- **Exercise goal**
Make an exact copy of the entries below with the pictures removed.

== Records for the exercise

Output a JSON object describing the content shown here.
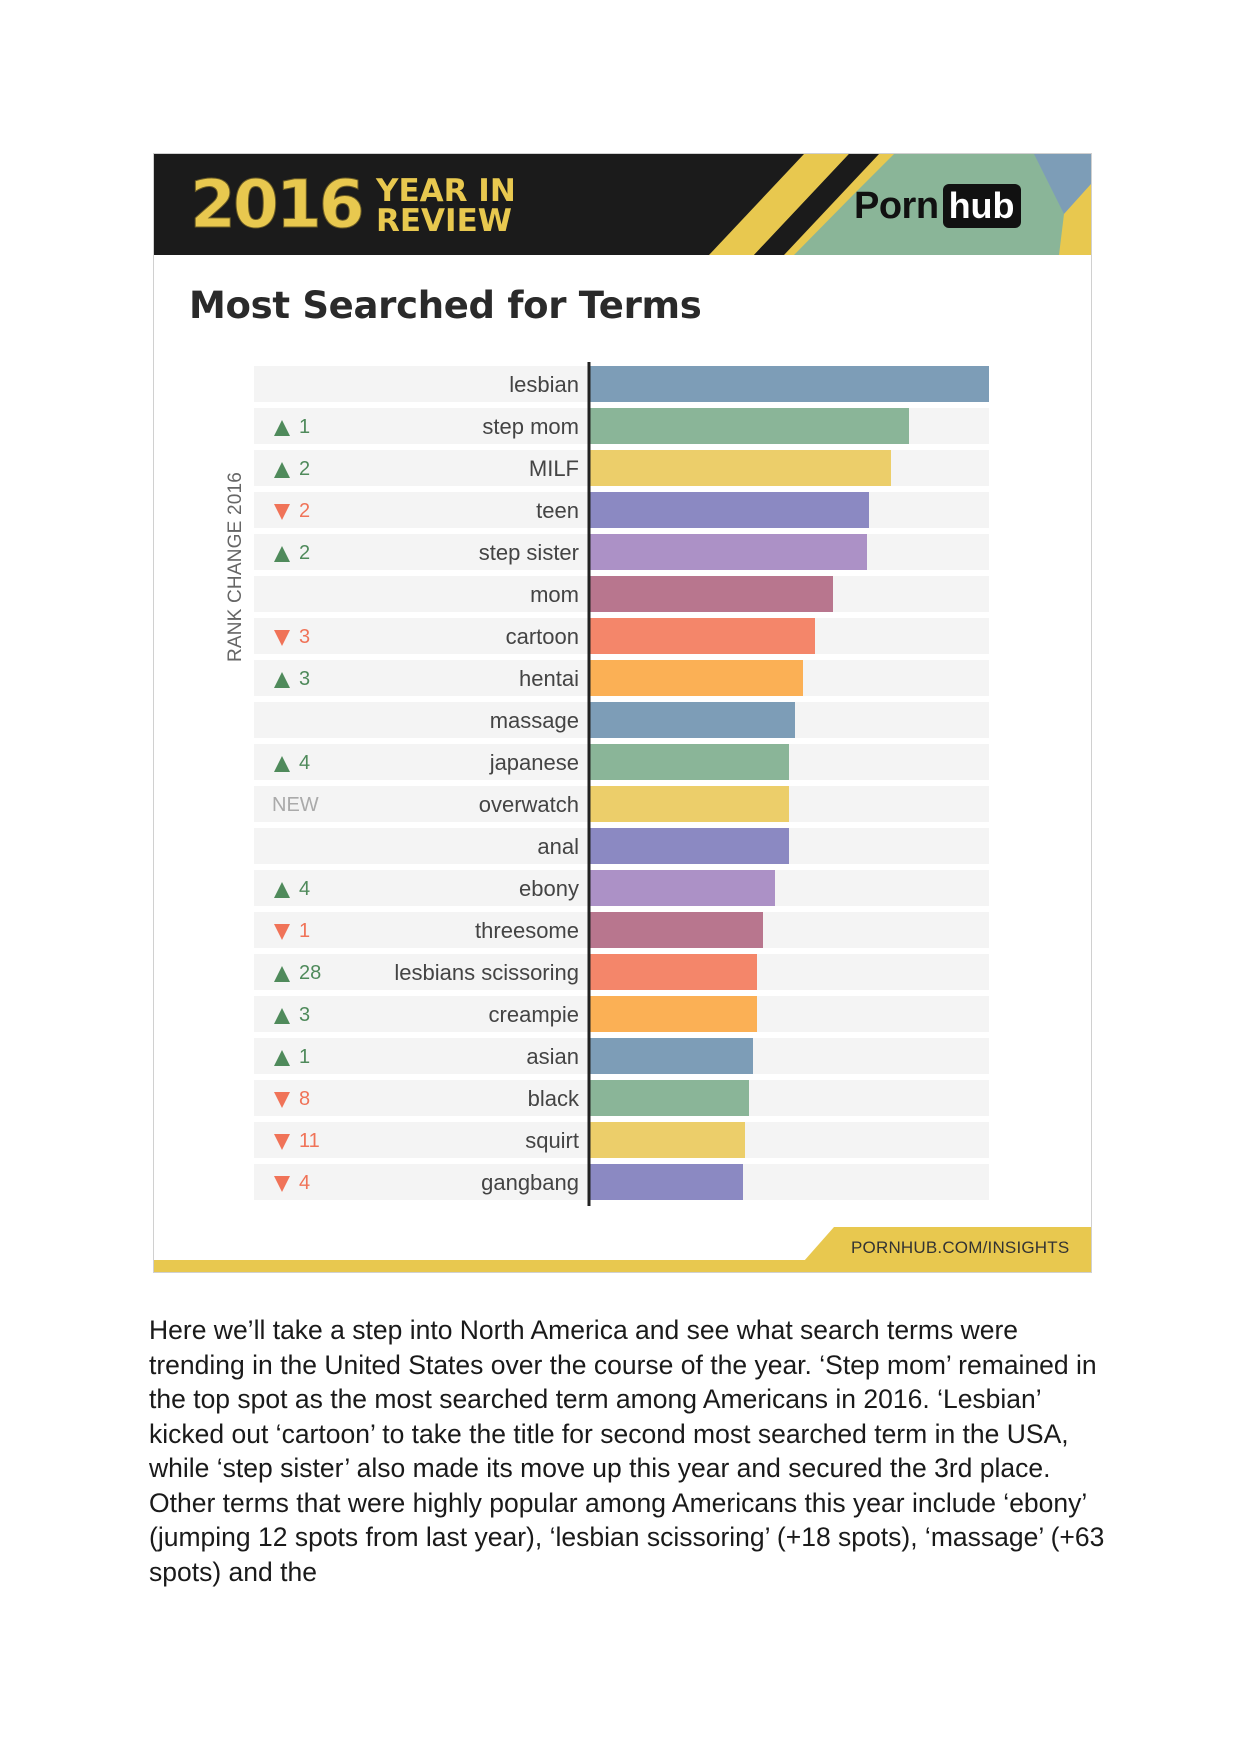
{
  "header": {
    "year": "2016",
    "year_in_review_line1": "YEAR IN",
    "year_in_review_line2": "REVIEW",
    "brand_part1": "Porn",
    "brand_part2": "hub"
  },
  "colors": {
    "header_bg": "#1b1b1b",
    "accent_yellow": "#e8c84f",
    "up": "#4f8a5b",
    "down": "#f07358",
    "new": "#aaaaaa"
  },
  "chart_data": {
    "type": "bar",
    "orientation": "horizontal",
    "title": "Most Searched for Terms",
    "rank_axis_label": "RANK CHANGE 2016",
    "categories": [
      "lesbian",
      "step mom",
      "MILF",
      "teen",
      "step sister",
      "mom",
      "cartoon",
      "hentai",
      "massage",
      "japanese",
      "overwatch",
      "anal",
      "ebony",
      "threesome",
      "lesbians scissoring",
      "creampie",
      "asian",
      "black",
      "squirt",
      "gangbang"
    ],
    "values": [
      100,
      80,
      75.5,
      70,
      69.5,
      61,
      56.5,
      53.5,
      51.5,
      50,
      50,
      50,
      46.5,
      43.5,
      42,
      42,
      41,
      40,
      39,
      38.5
    ],
    "value_unit": "relative search volume (top term = 100, estimated)",
    "bar_colors": [
      "#7d9db7",
      "#8ab598",
      "#ecce6a",
      "#8b89c2",
      "#ac91c6",
      "#b8768e",
      "#f4866a",
      "#fbb055",
      "#7d9db7",
      "#8ab598",
      "#ecce6a",
      "#8b89c2",
      "#ac91c6",
      "#b8768e",
      "#f4866a",
      "#fbb055",
      "#7d9db7",
      "#8ab598",
      "#ecce6a",
      "#8b89c2"
    ],
    "rank_change": [
      {
        "dir": "",
        "label": ""
      },
      {
        "dir": "up",
        "label": "1"
      },
      {
        "dir": "up",
        "label": "2"
      },
      {
        "dir": "down",
        "label": "2"
      },
      {
        "dir": "up",
        "label": "2"
      },
      {
        "dir": "",
        "label": ""
      },
      {
        "dir": "down",
        "label": "3"
      },
      {
        "dir": "up",
        "label": "3"
      },
      {
        "dir": "",
        "label": ""
      },
      {
        "dir": "up",
        "label": "4"
      },
      {
        "dir": "new",
        "label": "NEW"
      },
      {
        "dir": "",
        "label": ""
      },
      {
        "dir": "up",
        "label": "4"
      },
      {
        "dir": "down",
        "label": "1"
      },
      {
        "dir": "up",
        "label": "28"
      },
      {
        "dir": "up",
        "label": "3"
      },
      {
        "dir": "up",
        "label": "1"
      },
      {
        "dir": "down",
        "label": "8"
      },
      {
        "dir": "down",
        "label": "11"
      },
      {
        "dir": "down",
        "label": "4"
      }
    ],
    "xlim": [
      0,
      100
    ],
    "grid": false,
    "legend": "none"
  },
  "footer": {
    "url": "PORNHUB.COM/INSIGHTS"
  },
  "body_text": "Here we’ll take a step into North America and see what search terms were trending in the United States over the course of the year. ‘Step mom’ remained in the top spot as the most searched term among Americans in 2016. ‘Lesbian’ kicked out ‘cartoon’ to take the title for second most searched term in the USA, while ‘step sister’ also made its move up this year and secured the 3rd place. Other terms that were highly popular among Americans this year include ‘ebony’ (jumping 12 spots from last year), ‘lesbian scissoring’ (+18 spots), ‘massage’ (+63 spots) and the"
}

====

- **Reply**
Output a JSON object describing the content shown here.
{
  "header": {
    "year": "2016",
    "year_in_review_line1": "YEAR IN",
    "year_in_review_line2": "REVIEW",
    "brand_part1": "Porn",
    "brand_part2": "hub"
  },
  "colors": {
    "header_bg": "#1b1b1b",
    "accent_yellow": "#e8c84f",
    "up": "#4f8a5b",
    "down": "#f07358",
    "new": "#aaaaaa"
  },
  "chart_data": {
    "type": "bar",
    "orientation": "horizontal",
    "title": "Most Searched for Terms",
    "rank_axis_label": "RANK CHANGE 2016",
    "categories": [
      "lesbian",
      "step mom",
      "MILF",
      "teen",
      "step sister",
      "mom",
      "cartoon",
      "hentai",
      "massage",
      "japanese",
      "overwatch",
      "anal",
      "ebony",
      "threesome",
      "lesbians scissoring",
      "creampie",
      "asian",
      "black",
      "squirt",
      "gangbang"
    ],
    "values": [
      100,
      80,
      75.5,
      70,
      69.5,
      61,
      56.5,
      53.5,
      51.5,
      50,
      50,
      50,
      46.5,
      43.5,
      42,
      42,
      41,
      40,
      39,
      38.5
    ],
    "value_unit": "relative search volume (top term = 100, estimated)",
    "bar_colors": [
      "#7d9db7",
      "#8ab598",
      "#ecce6a",
      "#8b89c2",
      "#ac91c6",
      "#b8768e",
      "#f4866a",
      "#fbb055",
      "#7d9db7",
      "#8ab598",
      "#ecce6a",
      "#8b89c2",
      "#ac91c6",
      "#b8768e",
      "#f4866a",
      "#fbb055",
      "#7d9db7",
      "#8ab598",
      "#ecce6a",
      "#8b89c2"
    ],
    "rank_change": [
      {
        "dir": "",
        "label": ""
      },
      {
        "dir": "up",
        "label": "1"
      },
      {
        "dir": "up",
        "label": "2"
      },
      {
        "dir": "down",
        "label": "2"
      },
      {
        "dir": "up",
        "label": "2"
      },
      {
        "dir": "",
        "label": ""
      },
      {
        "dir": "down",
        "label": "3"
      },
      {
        "dir": "up",
        "label": "3"
      },
      {
        "dir": "",
        "label": ""
      },
      {
        "dir": "up",
        "label": "4"
      },
      {
        "dir": "new",
        "label": "NEW"
      },
      {
        "dir": "",
        "label": ""
      },
      {
        "dir": "up",
        "label": "4"
      },
      {
        "dir": "down",
        "label": "1"
      },
      {
        "dir": "up",
        "label": "28"
      },
      {
        "dir": "up",
        "label": "3"
      },
      {
        "dir": "up",
        "label": "1"
      },
      {
        "dir": "down",
        "label": "8"
      },
      {
        "dir": "down",
        "label": "11"
      },
      {
        "dir": "down",
        "label": "4"
      }
    ],
    "xlim": [
      0,
      100
    ],
    "grid": false,
    "legend": "none"
  },
  "footer": {
    "url": "PORNHUB.COM/INSIGHTS"
  },
  "body_text": "Here we’ll take a step into North America and see what search terms were trending in the United States over the course of the year. ‘Step mom’ remained in the top spot as the most searched term among Americans in 2016. ‘Lesbian’ kicked out ‘cartoon’ to take the title for second most searched term in the USA, while ‘step sister’ also made its move up this year and secured the 3rd place. Other terms that were highly popular among Americans this year include ‘ebony’ (jumping 12 spots from last year), ‘lesbian scissoring’ (+18 spots), ‘massage’ (+63 spots) and the"
}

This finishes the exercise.